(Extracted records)
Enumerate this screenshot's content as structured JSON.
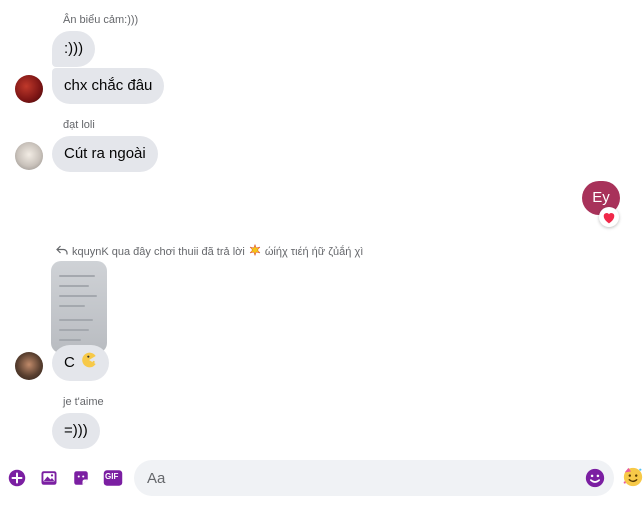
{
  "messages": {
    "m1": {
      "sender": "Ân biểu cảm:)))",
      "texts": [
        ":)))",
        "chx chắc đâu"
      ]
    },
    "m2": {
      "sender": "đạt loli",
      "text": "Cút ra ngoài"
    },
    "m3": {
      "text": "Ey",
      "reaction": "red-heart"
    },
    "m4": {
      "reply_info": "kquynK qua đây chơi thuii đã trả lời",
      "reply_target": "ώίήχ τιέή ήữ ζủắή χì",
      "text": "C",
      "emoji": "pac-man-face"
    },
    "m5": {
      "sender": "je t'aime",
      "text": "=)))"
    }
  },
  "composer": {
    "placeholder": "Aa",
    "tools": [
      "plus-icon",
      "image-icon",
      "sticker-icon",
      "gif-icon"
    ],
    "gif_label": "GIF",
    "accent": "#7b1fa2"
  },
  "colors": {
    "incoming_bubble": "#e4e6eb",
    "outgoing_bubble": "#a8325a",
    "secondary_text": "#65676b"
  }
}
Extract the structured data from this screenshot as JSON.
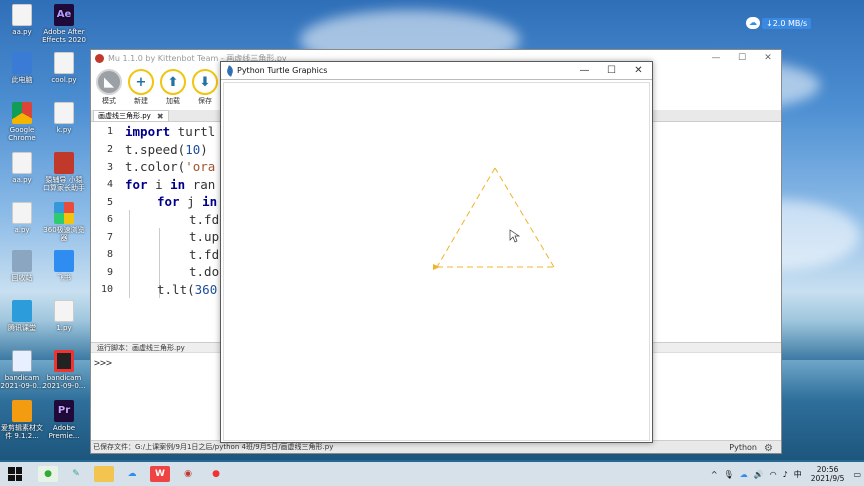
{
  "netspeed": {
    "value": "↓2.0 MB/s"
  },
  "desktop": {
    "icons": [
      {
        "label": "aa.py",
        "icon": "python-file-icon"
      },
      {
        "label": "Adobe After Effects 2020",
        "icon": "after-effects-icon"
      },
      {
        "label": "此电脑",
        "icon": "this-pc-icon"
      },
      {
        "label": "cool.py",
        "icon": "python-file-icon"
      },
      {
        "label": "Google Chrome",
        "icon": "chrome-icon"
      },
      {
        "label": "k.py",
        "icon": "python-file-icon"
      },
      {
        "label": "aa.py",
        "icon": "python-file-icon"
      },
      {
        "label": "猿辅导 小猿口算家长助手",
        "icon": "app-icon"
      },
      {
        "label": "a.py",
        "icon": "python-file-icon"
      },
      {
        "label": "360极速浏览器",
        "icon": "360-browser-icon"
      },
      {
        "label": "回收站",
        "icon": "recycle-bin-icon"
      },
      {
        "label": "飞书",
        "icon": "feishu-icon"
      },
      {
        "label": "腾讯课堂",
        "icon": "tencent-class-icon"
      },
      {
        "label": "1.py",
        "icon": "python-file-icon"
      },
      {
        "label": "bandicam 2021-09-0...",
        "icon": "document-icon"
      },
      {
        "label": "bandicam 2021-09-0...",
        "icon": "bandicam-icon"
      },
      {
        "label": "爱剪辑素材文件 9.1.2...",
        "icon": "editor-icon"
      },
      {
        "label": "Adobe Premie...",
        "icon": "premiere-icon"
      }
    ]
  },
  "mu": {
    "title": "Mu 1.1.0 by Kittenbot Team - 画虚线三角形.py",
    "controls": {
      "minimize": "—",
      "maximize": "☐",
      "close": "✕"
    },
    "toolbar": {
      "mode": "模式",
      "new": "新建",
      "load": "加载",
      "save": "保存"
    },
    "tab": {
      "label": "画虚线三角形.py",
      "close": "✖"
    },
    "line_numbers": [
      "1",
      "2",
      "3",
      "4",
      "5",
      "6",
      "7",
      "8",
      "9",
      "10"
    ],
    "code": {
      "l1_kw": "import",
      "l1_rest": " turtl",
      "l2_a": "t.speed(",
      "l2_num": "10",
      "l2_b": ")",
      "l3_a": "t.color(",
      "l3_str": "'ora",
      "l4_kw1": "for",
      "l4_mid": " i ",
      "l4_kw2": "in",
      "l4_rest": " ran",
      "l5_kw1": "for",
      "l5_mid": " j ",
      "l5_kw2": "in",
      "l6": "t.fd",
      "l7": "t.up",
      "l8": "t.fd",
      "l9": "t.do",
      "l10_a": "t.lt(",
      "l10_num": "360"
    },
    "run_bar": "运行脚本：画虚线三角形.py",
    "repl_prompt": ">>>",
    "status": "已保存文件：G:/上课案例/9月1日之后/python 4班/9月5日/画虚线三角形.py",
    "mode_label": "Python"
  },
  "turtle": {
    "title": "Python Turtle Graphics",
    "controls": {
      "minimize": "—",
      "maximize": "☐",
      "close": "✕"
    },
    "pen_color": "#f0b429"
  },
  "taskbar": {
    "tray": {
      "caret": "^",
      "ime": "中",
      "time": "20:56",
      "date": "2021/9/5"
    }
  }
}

**STATED GOAL**: Check every line of the records above for the string "structured" and say how many contain it, giving the number alone.

**EXERCISE OUTPUT**: 2